▶ Provided information

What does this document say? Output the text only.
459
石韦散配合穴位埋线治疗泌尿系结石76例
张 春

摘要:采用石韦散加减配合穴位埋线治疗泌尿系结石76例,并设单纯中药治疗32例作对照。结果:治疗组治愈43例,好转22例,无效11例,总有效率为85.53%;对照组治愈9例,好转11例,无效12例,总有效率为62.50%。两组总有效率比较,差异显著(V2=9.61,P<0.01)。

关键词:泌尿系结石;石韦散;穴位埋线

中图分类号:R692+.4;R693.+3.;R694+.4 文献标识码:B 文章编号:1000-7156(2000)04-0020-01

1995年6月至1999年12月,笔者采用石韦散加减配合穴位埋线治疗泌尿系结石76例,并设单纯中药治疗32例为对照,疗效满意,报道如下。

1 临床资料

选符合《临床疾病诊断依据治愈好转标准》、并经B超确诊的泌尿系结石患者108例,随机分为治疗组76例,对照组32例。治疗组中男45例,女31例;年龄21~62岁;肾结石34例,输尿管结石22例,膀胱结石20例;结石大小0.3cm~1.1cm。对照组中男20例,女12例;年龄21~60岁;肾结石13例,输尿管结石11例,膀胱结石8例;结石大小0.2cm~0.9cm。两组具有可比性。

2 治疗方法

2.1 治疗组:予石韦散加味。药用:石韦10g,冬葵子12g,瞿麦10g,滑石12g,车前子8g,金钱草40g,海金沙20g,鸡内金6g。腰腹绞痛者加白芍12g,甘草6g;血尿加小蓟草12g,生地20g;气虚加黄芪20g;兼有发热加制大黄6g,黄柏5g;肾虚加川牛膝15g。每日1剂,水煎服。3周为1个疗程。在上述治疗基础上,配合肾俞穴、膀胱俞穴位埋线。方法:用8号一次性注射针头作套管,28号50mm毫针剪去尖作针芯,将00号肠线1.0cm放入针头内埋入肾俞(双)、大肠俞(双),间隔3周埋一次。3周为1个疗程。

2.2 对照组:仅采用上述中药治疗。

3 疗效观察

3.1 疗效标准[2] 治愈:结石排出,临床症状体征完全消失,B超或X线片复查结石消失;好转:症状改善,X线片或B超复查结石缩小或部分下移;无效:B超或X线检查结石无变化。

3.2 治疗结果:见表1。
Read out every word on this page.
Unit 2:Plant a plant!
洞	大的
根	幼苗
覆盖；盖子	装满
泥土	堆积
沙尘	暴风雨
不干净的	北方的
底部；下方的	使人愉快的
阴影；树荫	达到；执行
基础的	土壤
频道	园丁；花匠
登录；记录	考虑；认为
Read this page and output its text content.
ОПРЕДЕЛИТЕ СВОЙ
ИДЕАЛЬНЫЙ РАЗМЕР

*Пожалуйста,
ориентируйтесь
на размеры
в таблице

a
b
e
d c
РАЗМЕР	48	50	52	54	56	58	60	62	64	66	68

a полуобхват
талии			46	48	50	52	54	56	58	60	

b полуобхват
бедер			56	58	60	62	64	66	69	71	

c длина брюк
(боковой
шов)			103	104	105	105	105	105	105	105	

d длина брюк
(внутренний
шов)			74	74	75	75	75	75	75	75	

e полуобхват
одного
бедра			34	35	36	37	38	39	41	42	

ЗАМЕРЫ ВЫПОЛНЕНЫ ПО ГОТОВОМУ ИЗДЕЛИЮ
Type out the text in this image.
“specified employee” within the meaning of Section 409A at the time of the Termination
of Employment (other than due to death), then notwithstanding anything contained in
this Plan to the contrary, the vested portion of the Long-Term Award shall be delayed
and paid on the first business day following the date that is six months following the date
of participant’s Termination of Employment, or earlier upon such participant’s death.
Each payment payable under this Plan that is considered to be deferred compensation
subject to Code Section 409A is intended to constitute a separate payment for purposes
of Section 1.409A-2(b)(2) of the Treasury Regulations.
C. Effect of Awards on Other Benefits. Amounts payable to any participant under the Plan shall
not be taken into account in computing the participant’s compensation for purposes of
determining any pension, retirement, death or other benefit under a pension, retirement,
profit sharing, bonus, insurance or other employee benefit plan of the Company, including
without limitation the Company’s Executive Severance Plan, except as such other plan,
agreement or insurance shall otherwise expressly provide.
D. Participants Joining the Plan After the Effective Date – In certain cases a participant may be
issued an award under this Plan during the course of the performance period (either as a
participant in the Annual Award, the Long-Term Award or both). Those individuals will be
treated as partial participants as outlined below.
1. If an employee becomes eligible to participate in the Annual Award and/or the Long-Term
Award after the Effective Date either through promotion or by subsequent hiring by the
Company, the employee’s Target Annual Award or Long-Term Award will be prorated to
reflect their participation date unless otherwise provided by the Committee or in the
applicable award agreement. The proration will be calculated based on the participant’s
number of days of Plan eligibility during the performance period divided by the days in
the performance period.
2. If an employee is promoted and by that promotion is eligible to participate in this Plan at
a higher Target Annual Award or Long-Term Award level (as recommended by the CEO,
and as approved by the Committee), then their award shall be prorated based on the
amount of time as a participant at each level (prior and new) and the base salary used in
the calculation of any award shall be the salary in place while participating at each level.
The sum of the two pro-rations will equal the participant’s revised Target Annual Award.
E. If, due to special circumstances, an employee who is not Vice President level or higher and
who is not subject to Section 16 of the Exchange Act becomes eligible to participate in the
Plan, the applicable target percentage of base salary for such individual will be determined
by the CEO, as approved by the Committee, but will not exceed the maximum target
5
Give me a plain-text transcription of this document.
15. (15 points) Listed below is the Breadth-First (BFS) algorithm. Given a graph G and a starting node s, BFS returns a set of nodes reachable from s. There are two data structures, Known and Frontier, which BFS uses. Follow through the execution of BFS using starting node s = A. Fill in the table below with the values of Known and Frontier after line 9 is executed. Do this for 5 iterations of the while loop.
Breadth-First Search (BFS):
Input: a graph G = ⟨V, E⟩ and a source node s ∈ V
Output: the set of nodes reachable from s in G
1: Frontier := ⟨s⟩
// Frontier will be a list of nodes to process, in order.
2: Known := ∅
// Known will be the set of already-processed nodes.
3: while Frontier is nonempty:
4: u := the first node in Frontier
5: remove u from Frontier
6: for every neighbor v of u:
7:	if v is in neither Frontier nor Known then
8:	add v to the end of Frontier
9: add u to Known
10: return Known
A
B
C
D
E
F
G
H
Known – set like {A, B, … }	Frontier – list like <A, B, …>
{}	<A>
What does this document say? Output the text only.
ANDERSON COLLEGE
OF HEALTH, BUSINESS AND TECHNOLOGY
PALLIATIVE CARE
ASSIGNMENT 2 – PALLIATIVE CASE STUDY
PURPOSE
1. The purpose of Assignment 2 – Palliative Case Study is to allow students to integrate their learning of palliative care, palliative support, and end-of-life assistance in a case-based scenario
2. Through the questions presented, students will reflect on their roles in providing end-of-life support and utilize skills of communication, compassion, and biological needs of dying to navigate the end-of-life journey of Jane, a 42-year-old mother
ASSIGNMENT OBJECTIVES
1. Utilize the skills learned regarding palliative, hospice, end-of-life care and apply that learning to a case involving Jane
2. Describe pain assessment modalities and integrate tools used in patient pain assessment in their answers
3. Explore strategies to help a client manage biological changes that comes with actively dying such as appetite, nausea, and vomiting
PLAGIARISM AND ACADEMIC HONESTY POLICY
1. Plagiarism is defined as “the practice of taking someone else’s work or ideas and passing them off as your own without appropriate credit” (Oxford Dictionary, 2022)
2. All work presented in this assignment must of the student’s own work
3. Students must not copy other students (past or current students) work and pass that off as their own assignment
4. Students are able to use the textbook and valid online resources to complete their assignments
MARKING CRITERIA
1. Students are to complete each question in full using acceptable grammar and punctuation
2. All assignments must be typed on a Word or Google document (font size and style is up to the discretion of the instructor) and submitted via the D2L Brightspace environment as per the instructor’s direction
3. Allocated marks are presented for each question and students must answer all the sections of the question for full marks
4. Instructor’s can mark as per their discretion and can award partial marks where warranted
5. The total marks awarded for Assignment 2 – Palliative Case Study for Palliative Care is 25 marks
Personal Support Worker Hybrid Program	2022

▶ Exercise directions
Pull out each line containing the word "dying" and copy it.

▶ Exercise response
2. Through the questions presented, students will reflect on their roles in providing end-of-life support and utilize skills of communication, compassion, and biological needs of dying to navigate the end-of-life journey of Jane, a 42-year-old mother
3. Explore strategies to help a client manage biological changes that comes with actively dying such as appetite, nausea, and vomiting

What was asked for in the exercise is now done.